> _Task_:
Scan the data for lines with "placeholder" and report the count by itself.

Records
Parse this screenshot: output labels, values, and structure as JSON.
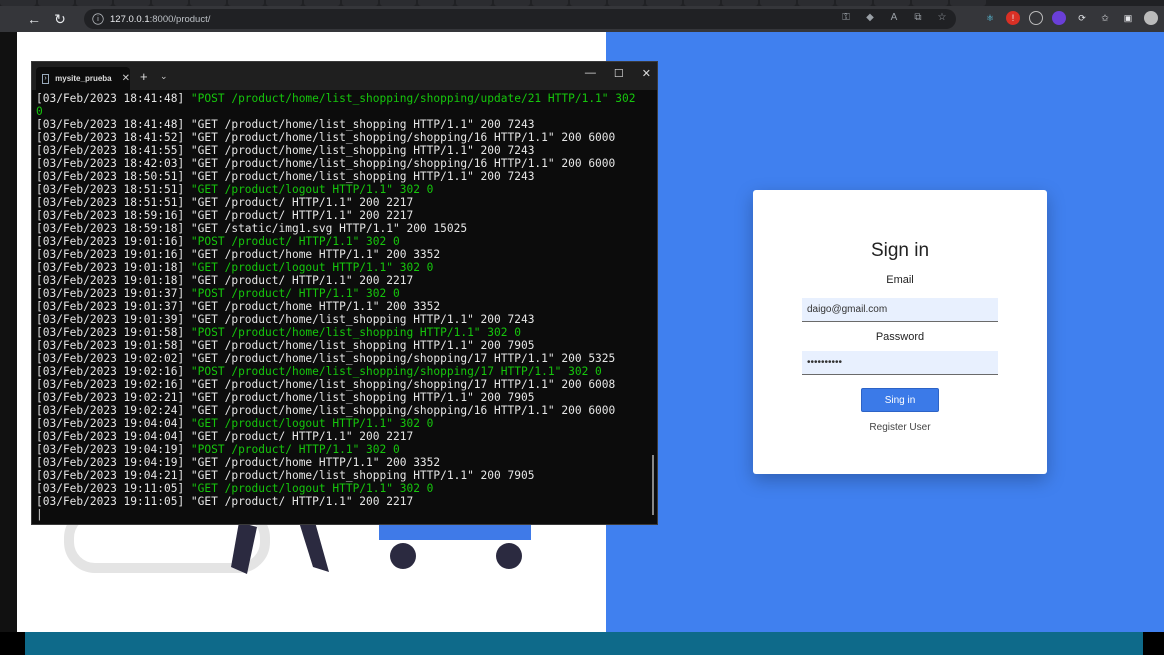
{
  "browser": {
    "url_host": "127.0.0.1",
    "url_rest": ":8000/product/"
  },
  "terminal": {
    "tab_title": "mysite_prueba",
    "lines": [
      {
        "ts": "[03/Feb/2023 18:41:48]",
        "req": " \"POST /product/home/list_shopping/shopping/update/21 HTTP/1.1\" 302",
        "green": true
      },
      {
        "ts": "0",
        "req": "",
        "green": true
      },
      {
        "ts": "[03/Feb/2023 18:41:48]",
        "req": " \"GET /product/home/list_shopping HTTP/1.1\" 200 7243",
        "green": false
      },
      {
        "ts": "[03/Feb/2023 18:41:52]",
        "req": " \"GET /product/home/list_shopping/shopping/16 HTTP/1.1\" 200 6000",
        "green": false
      },
      {
        "ts": "[03/Feb/2023 18:41:55]",
        "req": " \"GET /product/home/list_shopping HTTP/1.1\" 200 7243",
        "green": false
      },
      {
        "ts": "[03/Feb/2023 18:42:03]",
        "req": " \"GET /product/home/list_shopping/shopping/16 HTTP/1.1\" 200 6000",
        "green": false
      },
      {
        "ts": "[03/Feb/2023 18:50:51]",
        "req": " \"GET /product/home/list_shopping HTTP/1.1\" 200 7243",
        "green": false
      },
      {
        "ts": "[03/Feb/2023 18:51:51]",
        "req": " \"GET /product/logout HTTP/1.1\" 302 0",
        "green": true
      },
      {
        "ts": "[03/Feb/2023 18:51:51]",
        "req": " \"GET /product/ HTTP/1.1\" 200 2217",
        "green": false
      },
      {
        "ts": "[03/Feb/2023 18:59:16]",
        "req": " \"GET /product/ HTTP/1.1\" 200 2217",
        "green": false
      },
      {
        "ts": "[03/Feb/2023 18:59:18]",
        "req": " \"GET /static/img1.svg HTTP/1.1\" 200 15025",
        "green": false
      },
      {
        "ts": "[03/Feb/2023 19:01:16]",
        "req": " \"POST /product/ HTTP/1.1\" 302 0",
        "green": true
      },
      {
        "ts": "[03/Feb/2023 19:01:16]",
        "req": " \"GET /product/home HTTP/1.1\" 200 3352",
        "green": false
      },
      {
        "ts": "[03/Feb/2023 19:01:18]",
        "req": " \"GET /product/logout HTTP/1.1\" 302 0",
        "green": true
      },
      {
        "ts": "[03/Feb/2023 19:01:18]",
        "req": " \"GET /product/ HTTP/1.1\" 200 2217",
        "green": false
      },
      {
        "ts": "[03/Feb/2023 19:01:37]",
        "req": " \"POST /product/ HTTP/1.1\" 302 0",
        "green": true
      },
      {
        "ts": "[03/Feb/2023 19:01:37]",
        "req": " \"GET /product/home HTTP/1.1\" 200 3352",
        "green": false
      },
      {
        "ts": "[03/Feb/2023 19:01:39]",
        "req": " \"GET /product/home/list_shopping HTTP/1.1\" 200 7243",
        "green": false
      },
      {
        "ts": "[03/Feb/2023 19:01:58]",
        "req": " \"POST /product/home/list_shopping HTTP/1.1\" 302 0",
        "green": true
      },
      {
        "ts": "[03/Feb/2023 19:01:58]",
        "req": " \"GET /product/home/list_shopping HTTP/1.1\" 200 7905",
        "green": false
      },
      {
        "ts": "[03/Feb/2023 19:02:02]",
        "req": " \"GET /product/home/list_shopping/shopping/17 HTTP/1.1\" 200 5325",
        "green": false
      },
      {
        "ts": "[03/Feb/2023 19:02:16]",
        "req": " \"POST /product/home/list_shopping/shopping/17 HTTP/1.1\" 302 0",
        "green": true
      },
      {
        "ts": "[03/Feb/2023 19:02:16]",
        "req": " \"GET /product/home/list_shopping/shopping/17 HTTP/1.1\" 200 6008",
        "green": false
      },
      {
        "ts": "[03/Feb/2023 19:02:21]",
        "req": " \"GET /product/home/list_shopping HTTP/1.1\" 200 7905",
        "green": false
      },
      {
        "ts": "[03/Feb/2023 19:02:24]",
        "req": " \"GET /product/home/list_shopping/shopping/16 HTTP/1.1\" 200 6000",
        "green": false
      },
      {
        "ts": "[03/Feb/2023 19:04:04]",
        "req": " \"GET /product/logout HTTP/1.1\" 302 0",
        "green": true
      },
      {
        "ts": "[03/Feb/2023 19:04:04]",
        "req": " \"GET /product/ HTTP/1.1\" 200 2217",
        "green": false
      },
      {
        "ts": "[03/Feb/2023 19:04:19]",
        "req": " \"POST /product/ HTTP/1.1\" 302 0",
        "green": true
      },
      {
        "ts": "[03/Feb/2023 19:04:19]",
        "req": " \"GET /product/home HTTP/1.1\" 200 3352",
        "green": false
      },
      {
        "ts": "[03/Feb/2023 19:04:21]",
        "req": " \"GET /product/home/list_shopping HTTP/1.1\" 200 7905",
        "green": false
      },
      {
        "ts": "[03/Feb/2023 19:11:05]",
        "req": " \"GET /product/logout HTTP/1.1\" 302 0",
        "green": true
      },
      {
        "ts": "[03/Feb/2023 19:11:05]",
        "req": " \"GET /product/ HTTP/1.1\" 200 2217",
        "green": false
      }
    ]
  },
  "signin": {
    "title": "Sign in",
    "email_label": "Email",
    "email_value": "daigo@gmail.com",
    "password_label": "Password",
    "password_value": "••••••••••",
    "submit_label": "Sing in",
    "register_link": "Register User"
  },
  "colors": {
    "right_panel": "#4080ef",
    "footer": "#0e6a8a",
    "terminal_green": "#16c60c"
  }
}
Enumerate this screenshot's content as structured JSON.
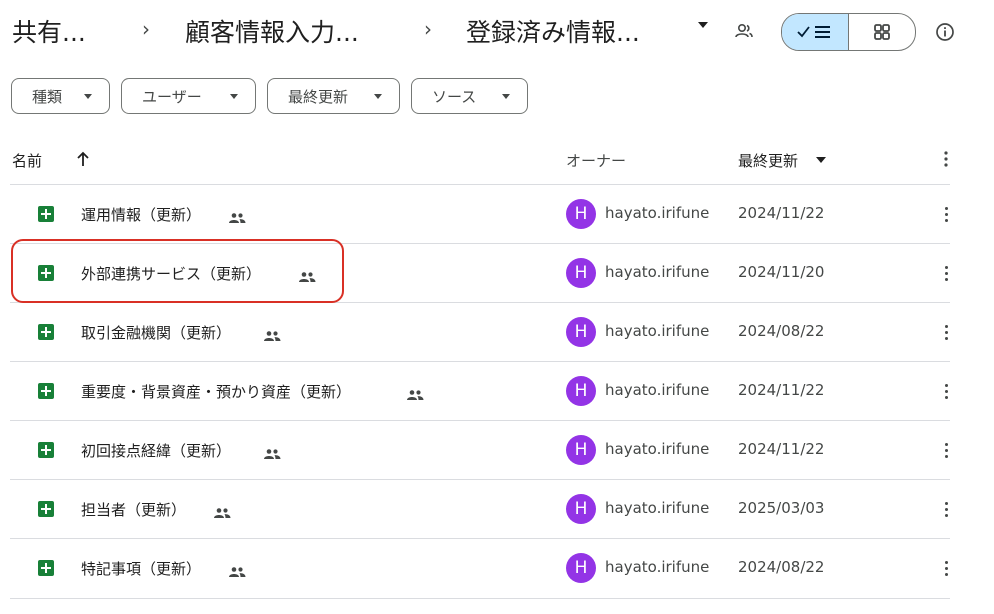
{
  "breadcrumb": {
    "items": [
      "共有...",
      "顧客情報入力...",
      "登録済み情報..."
    ],
    "separator": "›"
  },
  "filters": [
    {
      "label": "種類"
    },
    {
      "label": "ユーザー"
    },
    {
      "label": "最終更新"
    },
    {
      "label": "ソース"
    }
  ],
  "columns": {
    "name": "名前",
    "owner": "オーナー",
    "modified": "最終更新"
  },
  "files": [
    {
      "name": "運用情報（更新）",
      "owner_initial": "H",
      "owner": "hayato.irifune",
      "modified": "2024/11/22"
    },
    {
      "name": "外部連携サービス（更新）",
      "owner_initial": "H",
      "owner": "hayato.irifune",
      "modified": "2024/11/20"
    },
    {
      "name": "取引金融機関（更新）",
      "owner_initial": "H",
      "owner": "hayato.irifune",
      "modified": "2024/08/22"
    },
    {
      "name": "重要度・背景資産・預かり資産（更新）",
      "owner_initial": "H",
      "owner": "hayato.irifune",
      "modified": "2024/11/22"
    },
    {
      "name": "初回接点経緯（更新）",
      "owner_initial": "H",
      "owner": "hayato.irifune",
      "modified": "2024/11/22"
    },
    {
      "name": "担当者（更新）",
      "owner_initial": "H",
      "owner": "hayato.irifune",
      "modified": "2025/03/03"
    },
    {
      "name": "特記事項（更新）",
      "owner_initial": "H",
      "owner": "hayato.irifune",
      "modified": "2024/08/22"
    }
  ],
  "icons": {
    "file": "google-sheets-icon",
    "shared": "shared-people-icon",
    "more": "more-vert-icon",
    "info": "info-icon",
    "manage_access": "manage-access-icon",
    "list_view": "list-view-icon",
    "grid_view": "grid-view-icon"
  },
  "colors": {
    "sheets_green": "#188038",
    "avatar_purple": "#9334e6",
    "selected_toggle": "#c2e7ff",
    "highlight_red": "#d93025"
  }
}
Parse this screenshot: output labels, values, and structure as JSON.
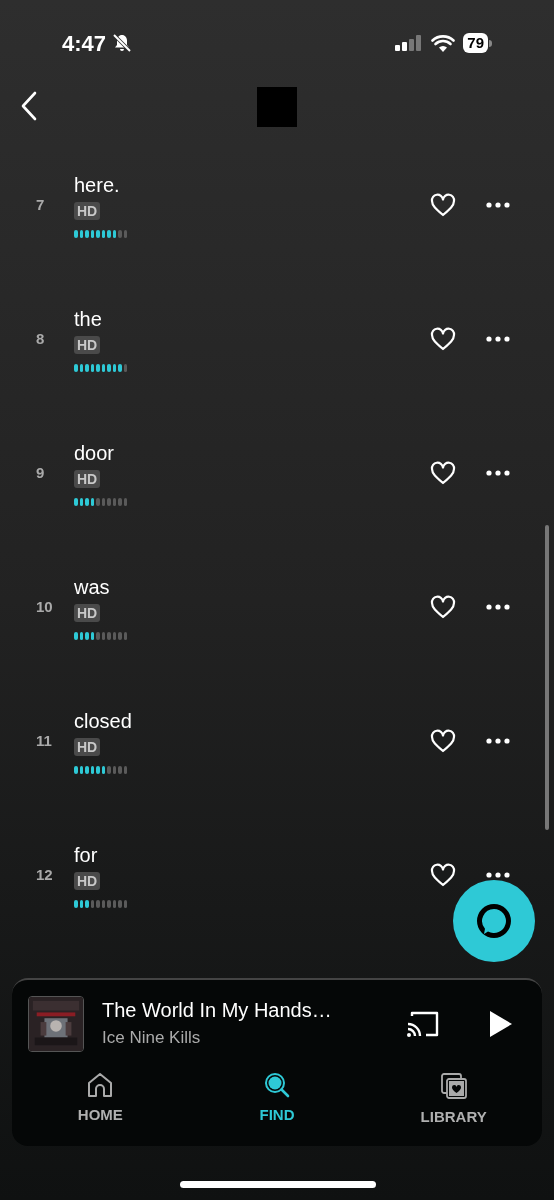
{
  "status_bar": {
    "time": "4:47",
    "battery": "79"
  },
  "tracks": [
    {
      "number": "7",
      "title": "here.",
      "badge": "HD",
      "level": 0.8
    },
    {
      "number": "8",
      "title": "the",
      "badge": "HD",
      "level": 0.9
    },
    {
      "number": "9",
      "title": "door",
      "badge": "HD",
      "level": 0.4
    },
    {
      "number": "10",
      "title": "was",
      "badge": "HD",
      "level": 0.4
    },
    {
      "number": "11",
      "title": "closed",
      "badge": "HD",
      "level": 0.6
    },
    {
      "number": "12",
      "title": "for",
      "badge": "HD",
      "level": 0.3
    }
  ],
  "now_playing": {
    "title": "The World In My Hands…",
    "artist": "Ice Nine Kills"
  },
  "nav": [
    {
      "kind": "home",
      "label": "HOME",
      "selected": false
    },
    {
      "kind": "find",
      "label": "FIND",
      "selected": true
    },
    {
      "kind": "library",
      "label": "LIBRARY",
      "selected": false
    }
  ]
}
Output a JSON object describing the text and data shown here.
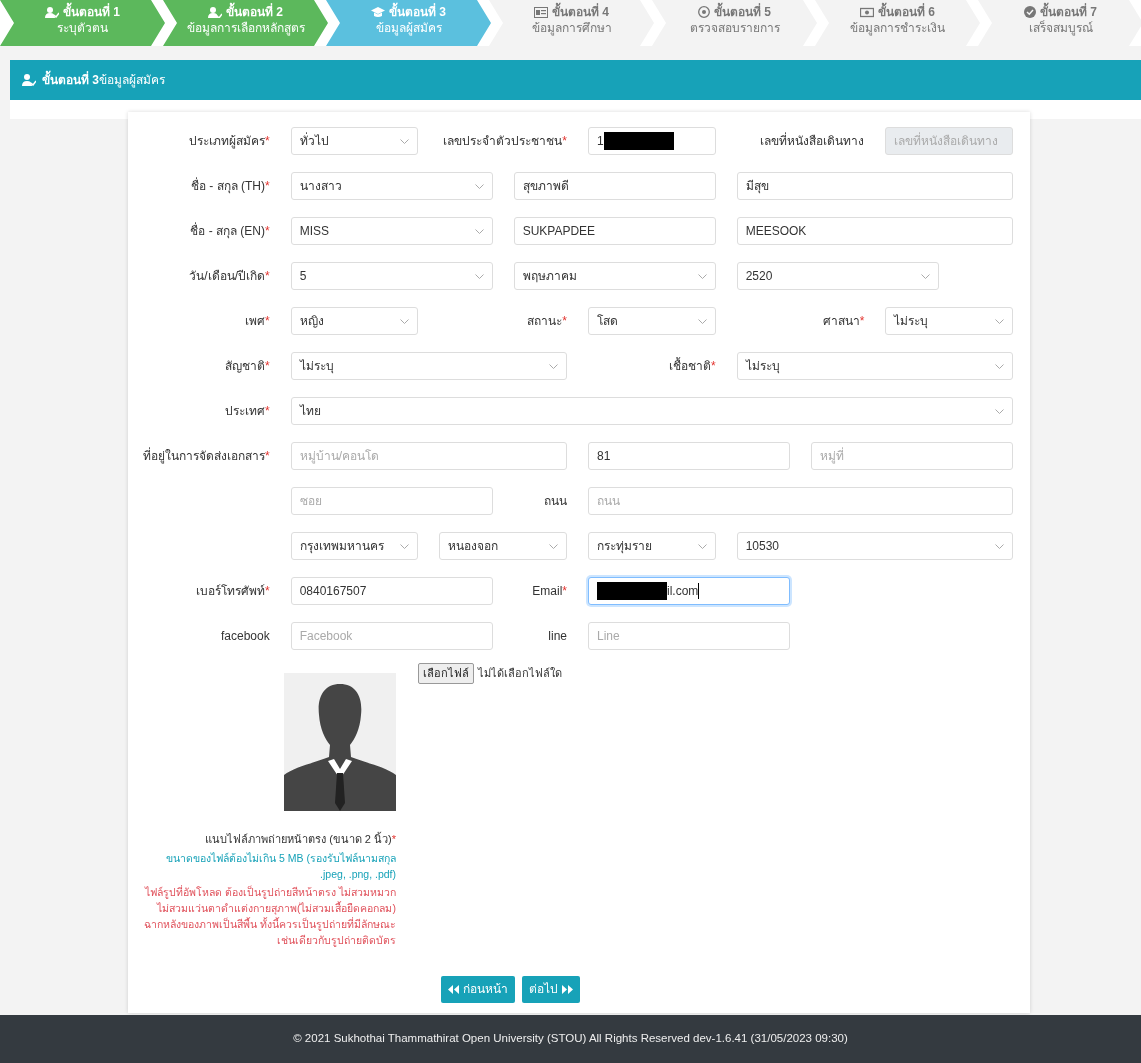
{
  "steps": [
    {
      "number_label": "ขั้นตอนที่ 1",
      "title": "ระบุตัวตน",
      "completed": true,
      "selected": false
    },
    {
      "number_label": "ขั้นตอนที่ 2",
      "title": "ข้อมูลการเลือกหลักสูตร",
      "completed": true,
      "selected": false
    },
    {
      "number_label": "ขั้นตอนที่ 3",
      "title": "ข้อมูลผู้สมัคร",
      "completed": false,
      "selected": true
    },
    {
      "number_label": "ขั้นตอนที่ 4",
      "title": "ข้อมูลการศึกษา",
      "completed": false,
      "selected": false
    },
    {
      "number_label": "ขั้นตอนที่ 5",
      "title": "ตรวจสอบรายการ",
      "completed": false,
      "selected": false
    },
    {
      "number_label": "ขั้นตอนที่ 6",
      "title": "ข้อมูลการชำระเงิน",
      "completed": false,
      "selected": false
    },
    {
      "number_label": "ขั้นตอนที่ 7",
      "title": "เสร็จสมบูรณ์",
      "completed": false,
      "selected": false
    }
  ],
  "section_title": "**ขั้นตอนที่ 3**ข้อมูลผู้สมัคร",
  "form": {
    "rows": [
      {
        "items": [
          {
            "kind": "label",
            "text": "ประเภทผู้สมัคร",
            "mark": "*"
          },
          {
            "kind": "select",
            "value": "ทั่วไป"
          },
          {
            "kind": "label",
            "text": "เลขประจำตัวประชาชน",
            "mark": "*"
          },
          {
            "kind": "input",
            "value": "1",
            "redacted_start": false,
            "redacted_end": true,
            "disabled": false,
            "focused": false
          },
          {
            "kind": "label",
            "text": "เลขที่หนังสือเดินทาง"
          },
          {
            "kind": "input",
            "placeholder": "เลขที่หนังสือเดินทาง",
            "disabled": true,
            "focused": false
          }
        ]
      },
      {
        "items": [
          {
            "kind": "label",
            "text": "ชื่อ - สกุล (TH)",
            "mark": "*"
          },
          {
            "kind": "select",
            "value": "นางสาว"
          },
          {
            "kind": "input",
            "value": "สุขภาพดี",
            "disabled": false,
            "focused": false
          },
          {
            "kind": "input",
            "value": "มีสุข",
            "disabled": false,
            "focused": false
          }
        ]
      },
      {
        "items": [
          {
            "kind": "label",
            "text": "ชื่อ - สกุล (EN)",
            "mark": "*"
          },
          {
            "kind": "select",
            "value": "MISS"
          },
          {
            "kind": "input",
            "value": "SUKPAPDEE",
            "disabled": false,
            "focused": false
          },
          {
            "kind": "input",
            "value": "MEESOOK",
            "disabled": false,
            "focused": false
          }
        ]
      },
      {
        "items": [
          {
            "kind": "label",
            "text": "วัน/เดือน/ปีเกิด",
            "mark": "*"
          },
          {
            "kind": "select",
            "value": "5"
          },
          {
            "kind": "select",
            "value": "พฤษภาคม"
          },
          {
            "kind": "select",
            "value": "2520"
          }
        ]
      },
      {
        "items": [
          {
            "kind": "label",
            "text": "เพศ",
            "mark": "*"
          },
          {
            "kind": "select",
            "value": "หญิง"
          },
          {
            "kind": "label",
            "text": "สถานะ",
            "mark": "*"
          },
          {
            "kind": "select",
            "value": "โสด"
          },
          {
            "kind": "label",
            "text": "ศาสนา",
            "mark": "*"
          },
          {
            "kind": "select",
            "value": "ไม่ระบุ"
          }
        ]
      },
      {
        "items": [
          {
            "kind": "label",
            "text": "สัญชาติ",
            "mark": "*"
          },
          {
            "kind": "select",
            "value": "ไม่ระบุ"
          },
          {
            "kind": "label",
            "text": "เชื้อชาติ",
            "mark": "*"
          },
          {
            "kind": "select",
            "value": "ไม่ระบุ"
          }
        ]
      },
      {
        "items": [
          {
            "kind": "label",
            "text": "ประเทศ",
            "mark": "*"
          },
          {
            "kind": "select",
            "value": "ไทย"
          }
        ]
      },
      {
        "items": [
          {
            "kind": "label",
            "text": "ที่อยู่ในการจัดส่งเอกสาร",
            "mark": "*"
          },
          {
            "kind": "input",
            "placeholder": "หมู่บ้าน/คอนโด",
            "disabled": false,
            "focused": false
          },
          {
            "kind": "input",
            "value": "81",
            "disabled": false,
            "focused": false
          },
          {
            "kind": "input",
            "placeholder": "หมู่ที่",
            "disabled": false,
            "focused": false
          }
        ]
      },
      {
        "items": [
          {
            "kind": "input",
            "placeholder": "ซอย",
            "disabled": false,
            "focused": false
          },
          {
            "kind": "label",
            "text": "ถนน"
          },
          {
            "kind": "input",
            "placeholder": "ถนน",
            "disabled": false,
            "focused": false
          }
        ]
      },
      {
        "items": [
          {
            "kind": "select",
            "value": "กรุงเทพมหานคร"
          },
          {
            "kind": "select",
            "value": "หนองจอก"
          },
          {
            "kind": "select",
            "value": "กระทุ่มราย"
          },
          {
            "kind": "select",
            "value": "10530"
          }
        ]
      },
      {
        "items": [
          {
            "kind": "label",
            "text": "เบอร์โทรศัพท์",
            "mark": "*"
          },
          {
            "kind": "input",
            "value": "0840167507",
            "disabled": false,
            "focused": false
          },
          {
            "kind": "label",
            "text": "Email",
            "mark": "*"
          },
          {
            "kind": "input",
            "value": "il.com",
            "redacted_start": true,
            "redacted_end": false,
            "disabled": false,
            "focused": true
          }
        ]
      },
      {
        "items": [
          {
            "kind": "label",
            "text": "facebook"
          },
          {
            "kind": "input",
            "placeholder": "Facebook",
            "disabled": false,
            "focused": false
          },
          {
            "kind": "label",
            "text": "line"
          },
          {
            "kind": "input",
            "placeholder": "Line",
            "disabled": false,
            "focused": false
          }
        ]
      }
    ]
  },
  "photo": {
    "caption": {
      "text": "แนบไฟล์ภาพถ่ายหน้าตรง (ขนาด 2 นิ้ว)",
      "mark": "*"
    },
    "size_note": "ขนาดของไฟล์ต้องไม่เกิน 5 MB (รองรับไฟล์นามสกุล .jpeg, .png, .pdf)",
    "rule_note": "ไฟล์รูปที่อัพโหลด ต้องเป็นรูปถ่ายสีหน้าตรง ไม่สวมหมวก ไม่สวมแว่นตาดำแต่งกายสุภาพ(ไม่สวมเสื้อยืดคอกลม) ฉากหลังของภาพเป็นสีพื้น ทั้งนี้ควรเป็นรูปถ่ายที่มีลักษณะเช่นเดียวกับรูปถ่ายติดบัตร",
    "file_input": {
      "button": "เลือกไฟล์",
      "status": "ไม่ได้เลือกไฟล์ใด"
    }
  },
  "buttons": [
    {
      "kind": "prev",
      "label": "ก่อนหน้า"
    },
    {
      "kind": "next",
      "label": "ต่อไป"
    }
  ],
  "footer": "© 2021 Sukhothai Thammathirat Open University (STOU) All Rights Reserved dev-1.6.41 (31/05/2023 09:30)"
}
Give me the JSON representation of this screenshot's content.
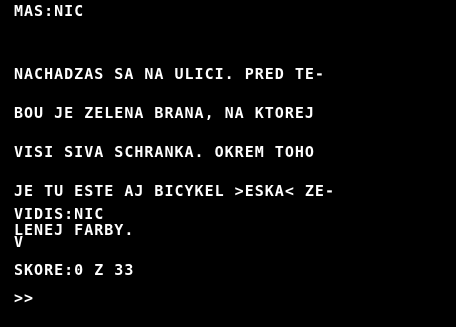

> _Output of the task_:
7